-- Exercise goal --
Filter the entries below, keeping every line that has the word "JSON".

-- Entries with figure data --
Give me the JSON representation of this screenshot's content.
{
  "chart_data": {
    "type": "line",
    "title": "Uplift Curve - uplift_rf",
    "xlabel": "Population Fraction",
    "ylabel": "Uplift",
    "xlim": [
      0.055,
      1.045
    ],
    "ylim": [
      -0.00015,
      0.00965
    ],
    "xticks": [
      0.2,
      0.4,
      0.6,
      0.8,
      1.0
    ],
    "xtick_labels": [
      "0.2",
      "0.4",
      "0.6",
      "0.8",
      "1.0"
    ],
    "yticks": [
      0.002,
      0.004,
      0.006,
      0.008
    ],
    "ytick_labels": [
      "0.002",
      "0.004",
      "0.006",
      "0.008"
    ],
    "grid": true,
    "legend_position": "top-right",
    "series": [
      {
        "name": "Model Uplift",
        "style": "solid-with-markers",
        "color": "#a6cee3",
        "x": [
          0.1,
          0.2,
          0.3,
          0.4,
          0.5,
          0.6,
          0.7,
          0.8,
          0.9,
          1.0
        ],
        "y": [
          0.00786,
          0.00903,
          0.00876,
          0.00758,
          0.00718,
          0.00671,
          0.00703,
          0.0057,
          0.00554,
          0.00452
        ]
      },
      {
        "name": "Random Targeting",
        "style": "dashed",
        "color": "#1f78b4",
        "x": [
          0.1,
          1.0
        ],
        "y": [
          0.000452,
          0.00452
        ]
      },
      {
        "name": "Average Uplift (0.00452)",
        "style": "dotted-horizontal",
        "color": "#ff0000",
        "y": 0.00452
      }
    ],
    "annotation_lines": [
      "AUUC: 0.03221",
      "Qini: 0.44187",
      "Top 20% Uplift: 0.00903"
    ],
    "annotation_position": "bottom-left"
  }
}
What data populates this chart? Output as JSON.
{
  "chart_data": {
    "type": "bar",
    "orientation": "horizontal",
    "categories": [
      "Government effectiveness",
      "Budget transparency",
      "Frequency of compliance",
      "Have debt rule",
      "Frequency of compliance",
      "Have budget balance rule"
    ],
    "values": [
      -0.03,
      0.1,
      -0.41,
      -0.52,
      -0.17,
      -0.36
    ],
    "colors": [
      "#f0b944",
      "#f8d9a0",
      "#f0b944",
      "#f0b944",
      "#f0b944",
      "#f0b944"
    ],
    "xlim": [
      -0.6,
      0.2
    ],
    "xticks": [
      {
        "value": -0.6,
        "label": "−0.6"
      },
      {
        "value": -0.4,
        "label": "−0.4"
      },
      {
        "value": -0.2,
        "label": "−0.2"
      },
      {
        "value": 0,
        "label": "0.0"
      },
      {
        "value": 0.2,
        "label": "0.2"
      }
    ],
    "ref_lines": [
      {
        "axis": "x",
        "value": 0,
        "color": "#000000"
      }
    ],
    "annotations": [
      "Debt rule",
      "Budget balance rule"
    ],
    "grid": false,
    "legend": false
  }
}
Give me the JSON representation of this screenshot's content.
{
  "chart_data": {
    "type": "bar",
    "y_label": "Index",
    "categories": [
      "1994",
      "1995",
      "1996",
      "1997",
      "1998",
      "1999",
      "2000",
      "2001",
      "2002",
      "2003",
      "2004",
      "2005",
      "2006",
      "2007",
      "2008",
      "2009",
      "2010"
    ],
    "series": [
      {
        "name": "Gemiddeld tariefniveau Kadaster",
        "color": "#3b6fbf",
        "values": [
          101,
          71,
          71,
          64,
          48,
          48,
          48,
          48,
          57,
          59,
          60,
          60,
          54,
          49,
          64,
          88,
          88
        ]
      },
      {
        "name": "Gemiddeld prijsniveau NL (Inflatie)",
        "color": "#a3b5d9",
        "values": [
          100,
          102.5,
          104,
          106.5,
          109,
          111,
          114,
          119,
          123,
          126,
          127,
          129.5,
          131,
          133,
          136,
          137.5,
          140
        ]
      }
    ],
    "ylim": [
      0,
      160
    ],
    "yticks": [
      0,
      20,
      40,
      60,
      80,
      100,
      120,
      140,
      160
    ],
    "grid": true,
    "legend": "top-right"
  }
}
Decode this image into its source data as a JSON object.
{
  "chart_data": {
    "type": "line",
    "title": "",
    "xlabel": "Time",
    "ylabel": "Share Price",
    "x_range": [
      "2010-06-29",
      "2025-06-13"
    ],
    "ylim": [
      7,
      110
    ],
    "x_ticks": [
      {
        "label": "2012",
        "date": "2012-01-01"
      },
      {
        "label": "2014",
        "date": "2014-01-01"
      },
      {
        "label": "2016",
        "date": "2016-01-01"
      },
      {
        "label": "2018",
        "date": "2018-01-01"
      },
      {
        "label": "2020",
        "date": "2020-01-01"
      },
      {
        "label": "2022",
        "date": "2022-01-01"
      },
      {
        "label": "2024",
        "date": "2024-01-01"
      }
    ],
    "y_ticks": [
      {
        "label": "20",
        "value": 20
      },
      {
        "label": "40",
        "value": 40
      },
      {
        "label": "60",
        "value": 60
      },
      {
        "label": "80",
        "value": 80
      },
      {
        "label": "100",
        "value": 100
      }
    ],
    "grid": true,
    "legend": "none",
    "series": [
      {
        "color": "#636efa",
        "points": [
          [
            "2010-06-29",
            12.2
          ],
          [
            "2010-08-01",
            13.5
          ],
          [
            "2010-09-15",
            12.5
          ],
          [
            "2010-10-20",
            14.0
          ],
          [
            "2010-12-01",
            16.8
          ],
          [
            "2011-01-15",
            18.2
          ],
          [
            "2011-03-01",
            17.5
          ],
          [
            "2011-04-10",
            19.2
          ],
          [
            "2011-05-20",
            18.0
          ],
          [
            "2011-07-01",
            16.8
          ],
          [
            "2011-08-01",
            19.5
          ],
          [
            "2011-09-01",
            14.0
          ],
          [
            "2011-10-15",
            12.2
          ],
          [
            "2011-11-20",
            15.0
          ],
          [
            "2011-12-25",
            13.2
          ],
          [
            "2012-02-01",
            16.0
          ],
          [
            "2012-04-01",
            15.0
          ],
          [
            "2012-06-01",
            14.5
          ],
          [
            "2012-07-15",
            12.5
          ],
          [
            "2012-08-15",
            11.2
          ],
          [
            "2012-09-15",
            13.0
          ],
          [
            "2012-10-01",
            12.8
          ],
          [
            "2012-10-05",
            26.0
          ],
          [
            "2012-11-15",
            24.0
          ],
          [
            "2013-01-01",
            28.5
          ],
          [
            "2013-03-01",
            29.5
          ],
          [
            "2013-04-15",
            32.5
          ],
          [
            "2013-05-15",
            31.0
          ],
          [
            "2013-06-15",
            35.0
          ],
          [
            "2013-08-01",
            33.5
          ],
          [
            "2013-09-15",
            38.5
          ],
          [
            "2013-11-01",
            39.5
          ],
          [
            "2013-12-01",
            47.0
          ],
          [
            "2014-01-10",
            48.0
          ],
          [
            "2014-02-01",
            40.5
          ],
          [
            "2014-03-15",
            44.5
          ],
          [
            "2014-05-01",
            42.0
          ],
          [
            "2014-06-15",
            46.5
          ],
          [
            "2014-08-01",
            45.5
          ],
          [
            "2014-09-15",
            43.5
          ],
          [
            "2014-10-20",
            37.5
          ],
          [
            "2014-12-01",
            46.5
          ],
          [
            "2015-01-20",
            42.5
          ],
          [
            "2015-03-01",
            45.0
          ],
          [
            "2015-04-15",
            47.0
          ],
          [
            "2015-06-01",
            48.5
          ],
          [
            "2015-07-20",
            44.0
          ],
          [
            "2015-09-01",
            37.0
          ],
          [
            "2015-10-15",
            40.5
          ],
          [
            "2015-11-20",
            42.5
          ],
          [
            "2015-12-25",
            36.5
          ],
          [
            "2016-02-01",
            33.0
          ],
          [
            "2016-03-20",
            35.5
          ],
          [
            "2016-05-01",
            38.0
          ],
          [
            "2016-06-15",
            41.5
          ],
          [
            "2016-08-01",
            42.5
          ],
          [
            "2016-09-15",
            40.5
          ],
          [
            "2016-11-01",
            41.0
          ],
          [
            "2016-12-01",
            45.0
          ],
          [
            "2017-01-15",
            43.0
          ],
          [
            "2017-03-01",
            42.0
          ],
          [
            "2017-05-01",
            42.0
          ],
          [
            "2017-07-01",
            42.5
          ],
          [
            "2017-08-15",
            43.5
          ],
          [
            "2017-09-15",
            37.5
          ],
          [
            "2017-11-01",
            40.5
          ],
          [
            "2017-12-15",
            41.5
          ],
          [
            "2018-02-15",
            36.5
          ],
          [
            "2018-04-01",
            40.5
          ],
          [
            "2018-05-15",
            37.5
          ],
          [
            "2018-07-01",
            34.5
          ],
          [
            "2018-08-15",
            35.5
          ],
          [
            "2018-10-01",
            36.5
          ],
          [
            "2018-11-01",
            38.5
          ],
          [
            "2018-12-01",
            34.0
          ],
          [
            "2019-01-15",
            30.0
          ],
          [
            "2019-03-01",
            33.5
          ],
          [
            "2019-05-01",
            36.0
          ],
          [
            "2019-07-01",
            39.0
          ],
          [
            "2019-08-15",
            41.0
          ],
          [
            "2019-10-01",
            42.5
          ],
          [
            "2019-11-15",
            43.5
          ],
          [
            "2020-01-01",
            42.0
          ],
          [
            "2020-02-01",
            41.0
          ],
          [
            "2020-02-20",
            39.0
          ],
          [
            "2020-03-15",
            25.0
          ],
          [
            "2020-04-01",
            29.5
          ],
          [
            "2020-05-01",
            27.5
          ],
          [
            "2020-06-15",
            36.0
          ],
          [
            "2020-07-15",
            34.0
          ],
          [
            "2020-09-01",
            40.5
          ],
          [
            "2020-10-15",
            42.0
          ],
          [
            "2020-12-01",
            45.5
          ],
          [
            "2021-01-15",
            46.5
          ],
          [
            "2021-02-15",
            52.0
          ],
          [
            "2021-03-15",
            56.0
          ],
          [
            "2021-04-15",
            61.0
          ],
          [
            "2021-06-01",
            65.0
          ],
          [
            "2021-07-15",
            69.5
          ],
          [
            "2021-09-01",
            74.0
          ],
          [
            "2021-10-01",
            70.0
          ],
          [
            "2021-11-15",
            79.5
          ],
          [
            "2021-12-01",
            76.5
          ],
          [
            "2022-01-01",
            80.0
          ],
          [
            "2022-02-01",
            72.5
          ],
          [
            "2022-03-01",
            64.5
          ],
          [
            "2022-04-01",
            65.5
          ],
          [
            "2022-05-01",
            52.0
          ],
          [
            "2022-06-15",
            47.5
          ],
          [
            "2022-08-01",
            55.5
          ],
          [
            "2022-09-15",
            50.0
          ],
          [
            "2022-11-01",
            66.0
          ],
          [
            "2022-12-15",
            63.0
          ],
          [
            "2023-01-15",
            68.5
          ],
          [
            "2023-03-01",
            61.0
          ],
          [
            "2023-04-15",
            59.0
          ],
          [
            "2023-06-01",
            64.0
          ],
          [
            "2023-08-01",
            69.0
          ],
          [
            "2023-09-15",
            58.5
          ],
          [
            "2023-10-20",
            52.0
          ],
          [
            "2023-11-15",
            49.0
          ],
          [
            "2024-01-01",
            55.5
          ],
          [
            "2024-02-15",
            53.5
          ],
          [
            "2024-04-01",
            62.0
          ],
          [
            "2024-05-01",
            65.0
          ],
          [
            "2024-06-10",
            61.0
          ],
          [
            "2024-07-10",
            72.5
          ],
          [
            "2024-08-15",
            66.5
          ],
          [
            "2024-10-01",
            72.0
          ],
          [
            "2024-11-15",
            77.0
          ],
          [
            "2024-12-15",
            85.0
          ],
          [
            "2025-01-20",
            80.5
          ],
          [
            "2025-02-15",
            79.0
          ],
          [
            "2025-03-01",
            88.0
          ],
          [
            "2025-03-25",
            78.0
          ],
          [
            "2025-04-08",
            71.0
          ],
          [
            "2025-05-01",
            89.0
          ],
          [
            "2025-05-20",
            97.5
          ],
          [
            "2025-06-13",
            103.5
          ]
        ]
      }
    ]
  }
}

-- Solution for this exercise --
Give me the JSON representation of this screenshot's content.
What data populates this chart? Output as JSON.
Give me the JSON representation of this screenshot's content.
Decode this image into its source data as a JSON object.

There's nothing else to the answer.